■ **TASK DETAILS**
Each record is to be transcribed exactly.

Records:
_ _ _ _ _ _ _
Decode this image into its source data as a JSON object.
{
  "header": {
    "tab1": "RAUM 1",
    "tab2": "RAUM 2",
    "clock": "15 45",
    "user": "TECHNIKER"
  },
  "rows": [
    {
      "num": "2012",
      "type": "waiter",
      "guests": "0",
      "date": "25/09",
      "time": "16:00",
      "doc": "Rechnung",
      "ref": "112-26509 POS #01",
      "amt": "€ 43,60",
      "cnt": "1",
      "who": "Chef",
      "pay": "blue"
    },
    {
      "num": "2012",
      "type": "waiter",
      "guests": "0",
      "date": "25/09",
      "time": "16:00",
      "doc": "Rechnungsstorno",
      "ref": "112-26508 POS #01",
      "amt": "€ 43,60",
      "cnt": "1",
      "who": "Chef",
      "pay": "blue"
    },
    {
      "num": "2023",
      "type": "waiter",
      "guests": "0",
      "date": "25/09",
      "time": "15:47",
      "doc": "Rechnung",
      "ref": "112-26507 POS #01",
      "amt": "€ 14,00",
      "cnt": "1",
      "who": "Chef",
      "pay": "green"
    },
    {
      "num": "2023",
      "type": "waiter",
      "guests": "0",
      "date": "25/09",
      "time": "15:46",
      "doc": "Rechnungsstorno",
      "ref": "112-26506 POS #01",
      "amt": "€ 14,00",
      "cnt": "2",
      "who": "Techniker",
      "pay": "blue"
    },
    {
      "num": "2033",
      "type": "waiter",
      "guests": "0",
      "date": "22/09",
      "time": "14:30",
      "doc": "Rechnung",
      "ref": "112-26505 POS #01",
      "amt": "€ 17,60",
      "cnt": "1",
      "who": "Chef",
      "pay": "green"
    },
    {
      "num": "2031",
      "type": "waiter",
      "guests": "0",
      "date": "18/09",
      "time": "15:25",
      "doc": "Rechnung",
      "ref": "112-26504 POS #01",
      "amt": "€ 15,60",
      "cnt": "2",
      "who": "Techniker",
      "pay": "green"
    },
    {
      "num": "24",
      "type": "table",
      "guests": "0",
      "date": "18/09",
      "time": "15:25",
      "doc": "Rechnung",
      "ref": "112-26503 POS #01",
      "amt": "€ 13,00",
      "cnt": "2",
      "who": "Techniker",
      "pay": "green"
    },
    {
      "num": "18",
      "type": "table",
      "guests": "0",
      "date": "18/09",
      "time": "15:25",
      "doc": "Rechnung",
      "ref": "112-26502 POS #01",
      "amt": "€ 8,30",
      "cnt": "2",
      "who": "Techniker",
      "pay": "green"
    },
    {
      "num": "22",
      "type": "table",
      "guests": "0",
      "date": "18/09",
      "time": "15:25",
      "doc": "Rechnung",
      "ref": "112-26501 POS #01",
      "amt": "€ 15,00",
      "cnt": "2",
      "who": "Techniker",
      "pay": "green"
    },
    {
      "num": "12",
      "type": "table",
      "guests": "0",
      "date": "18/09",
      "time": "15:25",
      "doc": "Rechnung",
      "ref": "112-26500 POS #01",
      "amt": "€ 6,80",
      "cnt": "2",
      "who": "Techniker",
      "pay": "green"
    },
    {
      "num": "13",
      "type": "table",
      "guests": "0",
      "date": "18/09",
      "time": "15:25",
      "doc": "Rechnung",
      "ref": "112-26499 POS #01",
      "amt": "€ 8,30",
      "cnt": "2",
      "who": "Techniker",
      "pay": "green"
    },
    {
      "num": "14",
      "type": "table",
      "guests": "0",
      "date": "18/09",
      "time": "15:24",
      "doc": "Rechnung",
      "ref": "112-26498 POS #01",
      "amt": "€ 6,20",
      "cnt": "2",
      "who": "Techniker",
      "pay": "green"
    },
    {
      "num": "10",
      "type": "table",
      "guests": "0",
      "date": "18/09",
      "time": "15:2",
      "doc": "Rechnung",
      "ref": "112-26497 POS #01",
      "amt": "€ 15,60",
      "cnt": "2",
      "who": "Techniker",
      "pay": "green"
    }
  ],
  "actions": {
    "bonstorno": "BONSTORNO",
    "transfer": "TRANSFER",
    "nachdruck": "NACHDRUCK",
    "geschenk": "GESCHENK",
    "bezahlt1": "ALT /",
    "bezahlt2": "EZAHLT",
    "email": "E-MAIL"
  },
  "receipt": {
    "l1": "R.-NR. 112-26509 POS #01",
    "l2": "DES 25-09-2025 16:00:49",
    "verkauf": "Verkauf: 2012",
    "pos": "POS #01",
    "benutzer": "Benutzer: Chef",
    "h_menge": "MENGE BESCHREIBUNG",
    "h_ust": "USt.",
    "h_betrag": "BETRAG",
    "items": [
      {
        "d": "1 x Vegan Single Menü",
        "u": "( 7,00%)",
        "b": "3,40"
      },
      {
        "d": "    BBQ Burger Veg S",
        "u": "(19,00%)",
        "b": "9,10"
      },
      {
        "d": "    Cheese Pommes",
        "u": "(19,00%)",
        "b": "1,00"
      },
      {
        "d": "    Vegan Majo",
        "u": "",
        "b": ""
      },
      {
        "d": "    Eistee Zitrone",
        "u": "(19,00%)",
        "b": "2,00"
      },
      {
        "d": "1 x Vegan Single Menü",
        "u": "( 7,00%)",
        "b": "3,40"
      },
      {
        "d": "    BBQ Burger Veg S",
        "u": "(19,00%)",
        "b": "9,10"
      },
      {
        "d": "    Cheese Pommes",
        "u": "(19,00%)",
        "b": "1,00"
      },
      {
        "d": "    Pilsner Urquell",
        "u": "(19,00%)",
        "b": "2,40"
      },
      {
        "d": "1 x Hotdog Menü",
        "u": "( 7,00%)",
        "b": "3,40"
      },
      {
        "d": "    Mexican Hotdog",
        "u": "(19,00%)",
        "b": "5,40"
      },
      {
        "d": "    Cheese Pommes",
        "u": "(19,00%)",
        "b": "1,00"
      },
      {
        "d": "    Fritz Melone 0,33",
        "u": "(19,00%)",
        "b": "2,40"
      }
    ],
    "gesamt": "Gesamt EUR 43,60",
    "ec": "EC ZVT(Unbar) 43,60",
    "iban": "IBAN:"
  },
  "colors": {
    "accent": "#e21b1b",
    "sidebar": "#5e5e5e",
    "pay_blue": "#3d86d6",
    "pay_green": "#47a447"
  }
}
_ _ _ _ _ _ _
■ **CORRECT OUTPUT**
Decode this image into its source data as a JSON object.
{
  "header": {
    "tab1": "RAUM 1",
    "tab2": "RAUM 2",
    "clock": "15 45",
    "user": "TECHNIKER"
  },
  "rows": [
    {
      "num": "2012",
      "type": "waiter",
      "guests": "0",
      "date": "25/09",
      "time": "16:00",
      "doc": "Rechnung",
      "ref": "112-26509 POS #01",
      "amt": "€ 43,60",
      "cnt": "1",
      "who": "Chef",
      "pay": "blue"
    },
    {
      "num": "2012",
      "type": "waiter",
      "guests": "0",
      "date": "25/09",
      "time": "16:00",
      "doc": "Rechnungsstorno",
      "ref": "112-26508 POS #01",
      "amt": "€ 43,60",
      "cnt": "1",
      "who": "Chef",
      "pay": "blue"
    },
    {
      "num": "2023",
      "type": "waiter",
      "guests": "0",
      "date": "25/09",
      "time": "15:47",
      "doc": "Rechnung",
      "ref": "112-26507 POS #01",
      "amt": "€ 14,00",
      "cnt": "1",
      "who": "Chef",
      "pay": "green"
    },
    {
      "num": "2023",
      "type": "waiter",
      "guests": "0",
      "date": "25/09",
      "time": "15:46",
      "doc": "Rechnungsstorno",
      "ref": "112-26506 POS #01",
      "amt": "€ 14,00",
      "cnt": "2",
      "who": "Techniker",
      "pay": "blue"
    },
    {
      "num": "2033",
      "type": "waiter",
      "guests": "0",
      "date": "22/09",
      "time": "14:30",
      "doc": "Rechnung",
      "ref": "112-26505 POS #01",
      "amt": "€ 17,60",
      "cnt": "1",
      "who": "Chef",
      "pay": "green"
    },
    {
      "num": "2031",
      "type": "waiter",
      "guests": "0",
      "date": "18/09",
      "time": "15:25",
      "doc": "Rechnung",
      "ref": "112-26504 POS #01",
      "amt": "€ 15,60",
      "cnt": "2",
      "who": "Techniker",
      "pay": "green"
    },
    {
      "num": "24",
      "type": "table",
      "guests": "0",
      "date": "18/09",
      "time": "15:25",
      "doc": "Rechnung",
      "ref": "112-26503 POS #01",
      "amt": "€ 13,00",
      "cnt": "2",
      "who": "Techniker",
      "pay": "green"
    },
    {
      "num": "18",
      "type": "table",
      "guests": "0",
      "date": "18/09",
      "time": "15:25",
      "doc": "Rechnung",
      "ref": "112-26502 POS #01",
      "amt": "€ 8,30",
      "cnt": "2",
      "who": "Techniker",
      "pay": "green"
    },
    {
      "num": "22",
      "type": "table",
      "guests": "0",
      "date": "18/09",
      "time": "15:25",
      "doc": "Rechnung",
      "ref": "112-26501 POS #01",
      "amt": "€ 15,00",
      "cnt": "2",
      "who": "Techniker",
      "pay": "green"
    },
    {
      "num": "12",
      "type": "table",
      "guests": "0",
      "date": "18/09",
      "time": "15:25",
      "doc": "Rechnung",
      "ref": "112-26500 POS #01",
      "amt": "€ 6,80",
      "cnt": "2",
      "who": "Techniker",
      "pay": "green"
    },
    {
      "num": "13",
      "type": "table",
      "guests": "0",
      "date": "18/09",
      "time": "15:25",
      "doc": "Rechnung",
      "ref": "112-26499 POS #01",
      "amt": "€ 8,30",
      "cnt": "2",
      "who": "Techniker",
      "pay": "green"
    },
    {
      "num": "14",
      "type": "table",
      "guests": "0",
      "date": "18/09",
      "time": "15:24",
      "doc": "Rechnung",
      "ref": "112-26498 POS #01",
      "amt": "€ 6,20",
      "cnt": "2",
      "who": "Techniker",
      "pay": "green"
    },
    {
      "num": "10",
      "type": "table",
      "guests": "0",
      "date": "18/09",
      "time": "15:2",
      "doc": "Rechnung",
      "ref": "112-26497 POS #01",
      "amt": "€ 15,60",
      "cnt": "2",
      "who": "Techniker",
      "pay": "green"
    }
  ],
  "actions": {
    "bonstorno": "BONSTORNO",
    "transfer": "TRANSFER",
    "nachdruck": "NACHDRUCK",
    "geschenk": "GESCHENK",
    "bezahlt1": "ALT /",
    "bezahlt2": "EZAHLT",
    "email": "E-MAIL"
  },
  "receipt": {
    "l1": "R.-NR. 112-26509 POS #01",
    "l2": "DES 25-09-2025 16:00:49",
    "verkauf": "Verkauf: 2012",
    "pos": "POS #01",
    "benutzer": "Benutzer: Chef",
    "h_menge": "MENGE BESCHREIBUNG",
    "h_ust": "USt.",
    "h_betrag": "BETRAG",
    "items": [
      {
        "d": "1 x Vegan Single Menü",
        "u": "( 7,00%)",
        "b": "3,40"
      },
      {
        "d": "    BBQ Burger Veg S",
        "u": "(19,00%)",
        "b": "9,10"
      },
      {
        "d": "    Cheese Pommes",
        "u": "(19,00%)",
        "b": "1,00"
      },
      {
        "d": "    Vegan Majo",
        "u": "",
        "b": ""
      },
      {
        "d": "    Eistee Zitrone",
        "u": "(19,00%)",
        "b": "2,00"
      },
      {
        "d": "1 x Vegan Single Menü",
        "u": "( 7,00%)",
        "b": "3,40"
      },
      {
        "d": "    BBQ Burger Veg S",
        "u": "(19,00%)",
        "b": "9,10"
      },
      {
        "d": "    Cheese Pommes",
        "u": "(19,00%)",
        "b": "1,00"
      },
      {
        "d": "    Pilsner Urquell",
        "u": "(19,00%)",
        "b": "2,40"
      },
      {
        "d": "1 x Hotdog Menü",
        "u": "( 7,00%)",
        "b": "3,40"
      },
      {
        "d": "    Mexican Hotdog",
        "u": "(19,00%)",
        "b": "5,40"
      },
      {
        "d": "    Cheese Pommes",
        "u": "(19,00%)",
        "b": "1,00"
      },
      {
        "d": "    Fritz Melone 0,33",
        "u": "(19,00%)",
        "b": "2,40"
      }
    ],
    "gesamt": "Gesamt EUR 43,60",
    "ec": "EC ZVT(Unbar) 43,60",
    "iban": "IBAN:"
  },
  "colors": {
    "accent": "#e21b1b",
    "sidebar": "#5e5e5e",
    "pay_blue": "#3d86d6",
    "pay_green": "#47a447"
  }
}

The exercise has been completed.